• **Exercise task**
Consider the data that follows and state how many lines contain the string "very", using the number alone.

• **Records supplied**
::::::::

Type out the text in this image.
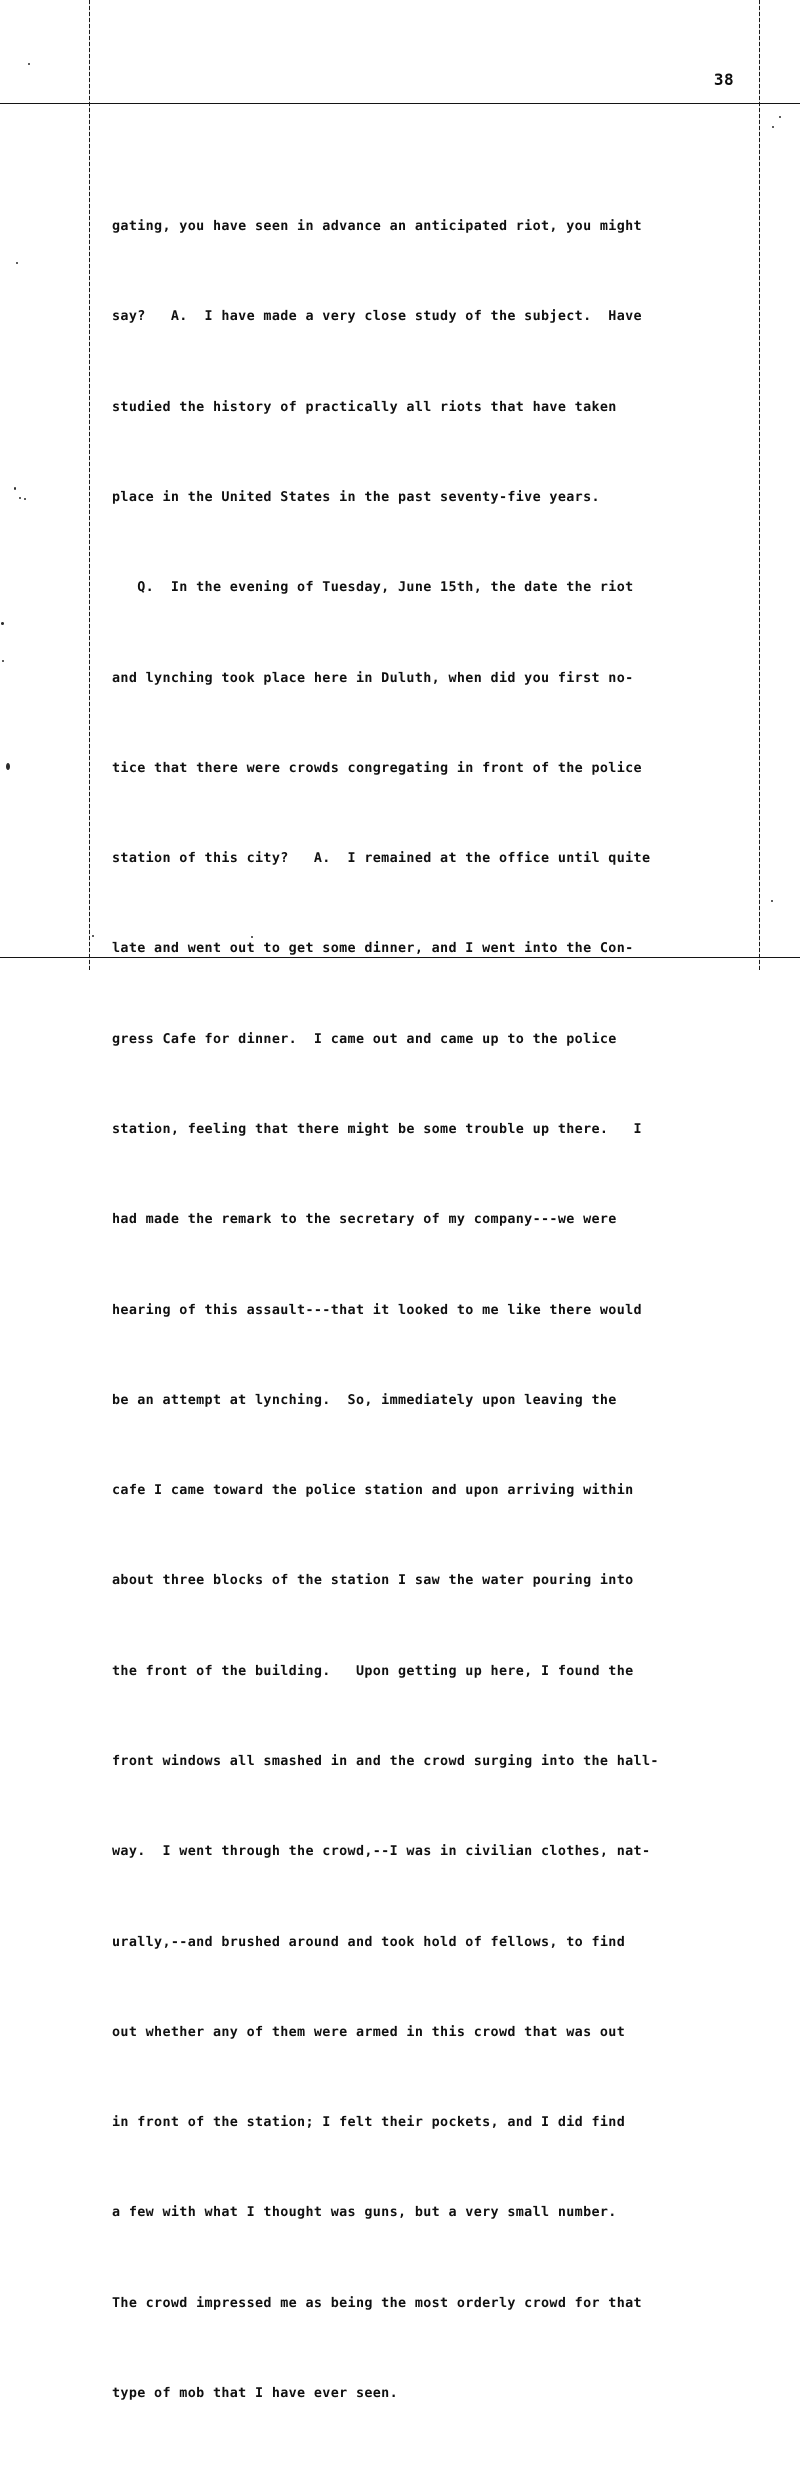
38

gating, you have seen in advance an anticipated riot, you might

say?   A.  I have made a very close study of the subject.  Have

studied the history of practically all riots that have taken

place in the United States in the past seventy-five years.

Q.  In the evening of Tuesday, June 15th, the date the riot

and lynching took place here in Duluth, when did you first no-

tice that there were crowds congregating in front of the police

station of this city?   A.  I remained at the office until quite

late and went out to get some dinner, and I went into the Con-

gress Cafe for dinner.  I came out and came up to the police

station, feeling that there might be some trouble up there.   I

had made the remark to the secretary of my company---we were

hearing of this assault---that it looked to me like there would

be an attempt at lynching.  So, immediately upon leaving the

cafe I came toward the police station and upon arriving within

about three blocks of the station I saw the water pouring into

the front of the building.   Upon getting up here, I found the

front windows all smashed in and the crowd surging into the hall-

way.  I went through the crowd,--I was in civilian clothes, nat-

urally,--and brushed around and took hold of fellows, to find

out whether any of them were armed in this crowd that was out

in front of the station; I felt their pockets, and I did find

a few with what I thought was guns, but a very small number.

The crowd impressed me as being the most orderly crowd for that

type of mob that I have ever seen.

::::::::

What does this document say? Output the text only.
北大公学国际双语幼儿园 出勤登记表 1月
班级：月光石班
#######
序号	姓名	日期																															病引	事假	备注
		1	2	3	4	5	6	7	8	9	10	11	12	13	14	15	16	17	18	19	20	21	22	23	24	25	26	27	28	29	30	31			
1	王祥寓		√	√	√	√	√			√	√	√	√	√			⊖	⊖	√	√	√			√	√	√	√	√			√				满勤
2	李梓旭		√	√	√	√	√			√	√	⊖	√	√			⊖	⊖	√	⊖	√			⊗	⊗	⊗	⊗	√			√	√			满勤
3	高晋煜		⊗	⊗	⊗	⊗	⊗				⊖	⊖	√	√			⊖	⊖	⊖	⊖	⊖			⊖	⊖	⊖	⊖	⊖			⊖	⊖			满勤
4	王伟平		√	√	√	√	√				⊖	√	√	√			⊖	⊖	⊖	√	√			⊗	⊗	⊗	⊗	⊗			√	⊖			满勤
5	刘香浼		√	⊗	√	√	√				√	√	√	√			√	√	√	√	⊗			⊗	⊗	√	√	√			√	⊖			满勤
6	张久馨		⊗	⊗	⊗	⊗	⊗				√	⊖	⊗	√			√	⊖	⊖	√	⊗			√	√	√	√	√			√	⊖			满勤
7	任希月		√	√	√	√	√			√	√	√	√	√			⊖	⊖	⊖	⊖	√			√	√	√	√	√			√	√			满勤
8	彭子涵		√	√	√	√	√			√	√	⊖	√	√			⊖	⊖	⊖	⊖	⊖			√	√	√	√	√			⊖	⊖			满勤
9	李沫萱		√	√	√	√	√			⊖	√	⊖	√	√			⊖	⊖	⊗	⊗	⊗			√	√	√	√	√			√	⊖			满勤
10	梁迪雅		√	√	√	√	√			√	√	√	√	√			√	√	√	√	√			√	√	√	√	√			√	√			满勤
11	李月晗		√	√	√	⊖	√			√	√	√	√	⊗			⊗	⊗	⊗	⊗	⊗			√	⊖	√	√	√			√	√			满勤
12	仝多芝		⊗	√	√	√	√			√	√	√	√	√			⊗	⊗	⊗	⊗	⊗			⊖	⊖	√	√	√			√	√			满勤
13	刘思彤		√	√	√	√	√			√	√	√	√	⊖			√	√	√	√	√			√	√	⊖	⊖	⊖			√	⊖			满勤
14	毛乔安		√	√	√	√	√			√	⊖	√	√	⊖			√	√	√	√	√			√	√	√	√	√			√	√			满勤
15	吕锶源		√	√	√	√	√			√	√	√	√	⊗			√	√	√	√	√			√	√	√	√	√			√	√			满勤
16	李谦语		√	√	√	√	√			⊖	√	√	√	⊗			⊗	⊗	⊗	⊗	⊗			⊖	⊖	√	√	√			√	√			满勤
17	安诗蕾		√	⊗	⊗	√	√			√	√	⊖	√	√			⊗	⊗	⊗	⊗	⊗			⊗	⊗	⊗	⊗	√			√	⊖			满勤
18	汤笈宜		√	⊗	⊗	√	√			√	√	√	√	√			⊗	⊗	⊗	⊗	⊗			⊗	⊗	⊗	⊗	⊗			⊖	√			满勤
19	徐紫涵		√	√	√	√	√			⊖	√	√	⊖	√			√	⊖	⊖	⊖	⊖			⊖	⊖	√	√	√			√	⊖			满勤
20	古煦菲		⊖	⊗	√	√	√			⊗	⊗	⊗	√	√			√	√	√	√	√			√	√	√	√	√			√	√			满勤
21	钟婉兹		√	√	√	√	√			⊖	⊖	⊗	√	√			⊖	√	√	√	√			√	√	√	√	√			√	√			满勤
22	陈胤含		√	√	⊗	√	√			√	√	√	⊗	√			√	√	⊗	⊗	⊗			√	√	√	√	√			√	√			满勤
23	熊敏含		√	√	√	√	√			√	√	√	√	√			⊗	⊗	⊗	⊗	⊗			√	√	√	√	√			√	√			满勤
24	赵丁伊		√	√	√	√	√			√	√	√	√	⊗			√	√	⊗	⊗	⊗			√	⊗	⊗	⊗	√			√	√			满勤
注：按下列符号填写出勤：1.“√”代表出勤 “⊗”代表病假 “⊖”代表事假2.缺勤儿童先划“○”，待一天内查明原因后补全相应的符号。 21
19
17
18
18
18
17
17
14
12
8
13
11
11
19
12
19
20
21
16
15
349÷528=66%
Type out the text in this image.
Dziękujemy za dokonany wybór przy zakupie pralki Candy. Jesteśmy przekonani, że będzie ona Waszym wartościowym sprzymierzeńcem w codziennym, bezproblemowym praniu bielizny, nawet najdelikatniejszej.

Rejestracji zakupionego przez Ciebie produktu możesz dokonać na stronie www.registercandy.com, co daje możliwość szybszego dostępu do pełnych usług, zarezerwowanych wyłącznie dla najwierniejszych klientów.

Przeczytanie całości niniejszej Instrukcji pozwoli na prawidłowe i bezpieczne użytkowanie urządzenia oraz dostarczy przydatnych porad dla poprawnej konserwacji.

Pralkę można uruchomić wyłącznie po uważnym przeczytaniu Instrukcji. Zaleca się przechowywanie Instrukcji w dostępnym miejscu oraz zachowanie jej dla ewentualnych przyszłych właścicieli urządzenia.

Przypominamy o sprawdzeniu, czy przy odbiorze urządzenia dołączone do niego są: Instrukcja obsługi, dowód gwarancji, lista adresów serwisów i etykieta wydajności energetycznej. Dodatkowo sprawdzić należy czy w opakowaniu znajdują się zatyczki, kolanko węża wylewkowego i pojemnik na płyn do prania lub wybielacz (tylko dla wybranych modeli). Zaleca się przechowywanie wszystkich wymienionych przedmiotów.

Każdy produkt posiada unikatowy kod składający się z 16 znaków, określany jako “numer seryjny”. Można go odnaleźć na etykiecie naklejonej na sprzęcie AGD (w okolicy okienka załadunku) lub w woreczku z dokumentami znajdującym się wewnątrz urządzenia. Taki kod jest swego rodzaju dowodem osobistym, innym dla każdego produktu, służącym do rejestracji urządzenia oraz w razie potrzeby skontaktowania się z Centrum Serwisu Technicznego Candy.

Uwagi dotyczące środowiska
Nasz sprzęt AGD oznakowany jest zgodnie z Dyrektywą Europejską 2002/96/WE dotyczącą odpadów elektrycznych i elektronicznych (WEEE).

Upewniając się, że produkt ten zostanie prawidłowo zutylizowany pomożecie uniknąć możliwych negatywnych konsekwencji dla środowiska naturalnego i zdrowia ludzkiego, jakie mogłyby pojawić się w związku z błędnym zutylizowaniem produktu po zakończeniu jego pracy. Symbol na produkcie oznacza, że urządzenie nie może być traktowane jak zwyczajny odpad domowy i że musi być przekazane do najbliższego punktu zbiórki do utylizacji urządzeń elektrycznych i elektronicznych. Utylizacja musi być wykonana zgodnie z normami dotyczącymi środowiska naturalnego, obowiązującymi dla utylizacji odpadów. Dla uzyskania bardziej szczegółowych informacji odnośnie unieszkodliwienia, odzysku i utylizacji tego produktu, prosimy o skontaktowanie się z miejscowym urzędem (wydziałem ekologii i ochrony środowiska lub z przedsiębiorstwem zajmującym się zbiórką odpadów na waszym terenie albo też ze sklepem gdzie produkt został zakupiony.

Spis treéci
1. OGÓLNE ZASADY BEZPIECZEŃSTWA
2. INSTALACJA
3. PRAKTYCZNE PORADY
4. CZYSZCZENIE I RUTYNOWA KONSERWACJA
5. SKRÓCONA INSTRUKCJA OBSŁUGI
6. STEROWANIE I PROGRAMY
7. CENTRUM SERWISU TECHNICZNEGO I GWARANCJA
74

::::::::

• **Correct result**
2